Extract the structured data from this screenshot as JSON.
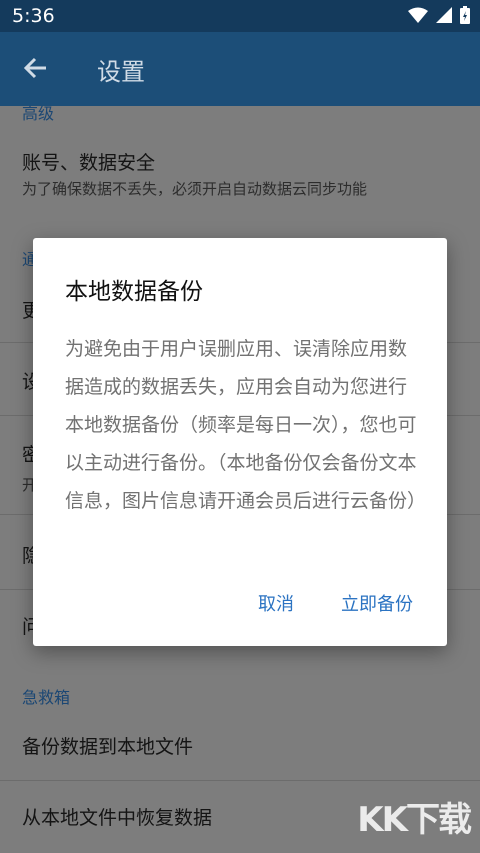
{
  "status_bar": {
    "time": "5:36"
  },
  "app_bar": {
    "title": "设置"
  },
  "sections": {
    "advanced": "高级",
    "general_partial": "通",
    "first_aid": "急救箱"
  },
  "items": {
    "account": {
      "title": "账号、数据安全",
      "subtitle": "为了确保数据不丢失，必须开启自动数据云同步功能"
    },
    "partial_1": "更",
    "partial_2": "设",
    "partial_3_title": "密",
    "partial_3_sub": "开",
    "partial_4": "隐",
    "partial_5": "问",
    "backup_to_file": "备份数据到本地文件",
    "restore_from_file": "从本地文件中恢复数据"
  },
  "dialog": {
    "title": "本地数据备份",
    "body": "为避免由于用户误删应用、误清除应用数据造成的数据丢失，应用会自动为您进行本地数据备份（频率是每日一次），您也可以主动进行备份。（本地备份仅会备份文本信息，图片信息请开通会员后进行云备份）",
    "cancel": "取消",
    "confirm": "立即备份"
  },
  "watermark": "KK下载",
  "colors": {
    "accent": "#2b73c2",
    "app_bar": "#1c4e78",
    "status_bar": "#143a5c"
  }
}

*****

▶ **Aim of the exercise**: Write out the entries again, exactly as given, skipping any images.

▶ **Final result**:
Extract the structured data from this screenshot as JSON.
{
  "status_bar": {
    "time": "5:36"
  },
  "app_bar": {
    "title": "设置"
  },
  "sections": {
    "advanced": "高级",
    "general_partial": "通",
    "first_aid": "急救箱"
  },
  "items": {
    "account": {
      "title": "账号、数据安全",
      "subtitle": "为了确保数据不丢失，必须开启自动数据云同步功能"
    },
    "partial_1": "更",
    "partial_2": "设",
    "partial_3_title": "密",
    "partial_3_sub": "开",
    "partial_4": "隐",
    "partial_5": "问",
    "backup_to_file": "备份数据到本地文件",
    "restore_from_file": "从本地文件中恢复数据"
  },
  "dialog": {
    "title": "本地数据备份",
    "body": "为避免由于用户误删应用、误清除应用数据造成的数据丢失，应用会自动为您进行本地数据备份（频率是每日一次），您也可以主动进行备份。（本地备份仅会备份文本信息，图片信息请开通会员后进行云备份）",
    "cancel": "取消",
    "confirm": "立即备份"
  },
  "watermark": "KK下载",
  "colors": {
    "accent": "#2b73c2",
    "app_bar": "#1c4e78",
    "status_bar": "#143a5c"
  }
}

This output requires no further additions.